**YOUR INSTRUCTIONS**
Each line below should be quoted exactly, please.

**INFORMATION SHOWN**
* begin *

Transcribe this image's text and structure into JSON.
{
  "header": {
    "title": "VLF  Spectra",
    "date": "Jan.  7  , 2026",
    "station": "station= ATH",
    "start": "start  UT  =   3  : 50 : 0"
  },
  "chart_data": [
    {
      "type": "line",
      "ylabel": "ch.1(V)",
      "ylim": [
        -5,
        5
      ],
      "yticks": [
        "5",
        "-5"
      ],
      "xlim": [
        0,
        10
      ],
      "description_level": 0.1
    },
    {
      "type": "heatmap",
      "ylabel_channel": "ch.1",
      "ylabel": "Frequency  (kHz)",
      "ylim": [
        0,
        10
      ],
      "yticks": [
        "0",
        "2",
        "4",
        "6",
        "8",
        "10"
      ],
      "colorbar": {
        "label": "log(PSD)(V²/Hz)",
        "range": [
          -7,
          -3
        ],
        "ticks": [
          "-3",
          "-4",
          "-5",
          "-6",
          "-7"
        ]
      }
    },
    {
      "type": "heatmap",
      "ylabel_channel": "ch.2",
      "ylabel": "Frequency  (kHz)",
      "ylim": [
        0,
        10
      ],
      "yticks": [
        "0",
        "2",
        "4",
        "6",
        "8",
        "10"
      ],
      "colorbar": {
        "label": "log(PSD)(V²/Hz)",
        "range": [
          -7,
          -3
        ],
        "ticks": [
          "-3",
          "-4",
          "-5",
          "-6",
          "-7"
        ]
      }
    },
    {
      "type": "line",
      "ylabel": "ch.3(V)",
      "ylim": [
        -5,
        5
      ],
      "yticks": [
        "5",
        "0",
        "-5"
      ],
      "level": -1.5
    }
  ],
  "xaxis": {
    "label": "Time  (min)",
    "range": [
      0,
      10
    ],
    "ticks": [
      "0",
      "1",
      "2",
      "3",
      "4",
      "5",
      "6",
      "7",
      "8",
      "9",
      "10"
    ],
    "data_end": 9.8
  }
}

* end *

**EXPECTED ANSWER**
Transcribe this image's text and structure into JSON.
{
  "header": {
    "title": "VLF  Spectra",
    "date": "Jan.  7  , 2026",
    "station": "station= ATH",
    "start": "start  UT  =   3  : 50 : 0"
  },
  "chart_data": [
    {
      "type": "line",
      "ylabel": "ch.1(V)",
      "ylim": [
        -5,
        5
      ],
      "yticks": [
        "5",
        "-5"
      ],
      "xlim": [
        0,
        10
      ],
      "description_level": 0.1
    },
    {
      "type": "heatmap",
      "ylabel_channel": "ch.1",
      "ylabel": "Frequency  (kHz)",
      "ylim": [
        0,
        10
      ],
      "yticks": [
        "0",
        "2",
        "4",
        "6",
        "8",
        "10"
      ],
      "colorbar": {
        "label": "log(PSD)(V²/Hz)",
        "range": [
          -7,
          -3
        ],
        "ticks": [
          "-3",
          "-4",
          "-5",
          "-6",
          "-7"
        ]
      }
    },
    {
      "type": "heatmap",
      "ylabel_channel": "ch.2",
      "ylabel": "Frequency  (kHz)",
      "ylim": [
        0,
        10
      ],
      "yticks": [
        "0",
        "2",
        "4",
        "6",
        "8",
        "10"
      ],
      "colorbar": {
        "label": "log(PSD)(V²/Hz)",
        "range": [
          -7,
          -3
        ],
        "ticks": [
          "-3",
          "-4",
          "-5",
          "-6",
          "-7"
        ]
      }
    },
    {
      "type": "line",
      "ylabel": "ch.3(V)",
      "ylim": [
        -5,
        5
      ],
      "yticks": [
        "5",
        "0",
        "-5"
      ],
      "level": -1.5
    }
  ],
  "xaxis": {
    "label": "Time  (min)",
    "range": [
      0,
      10
    ],
    "ticks": [
      "0",
      "1",
      "2",
      "3",
      "4",
      "5",
      "6",
      "7",
      "8",
      "9",
      "10"
    ],
    "data_end": 9.8
  }
}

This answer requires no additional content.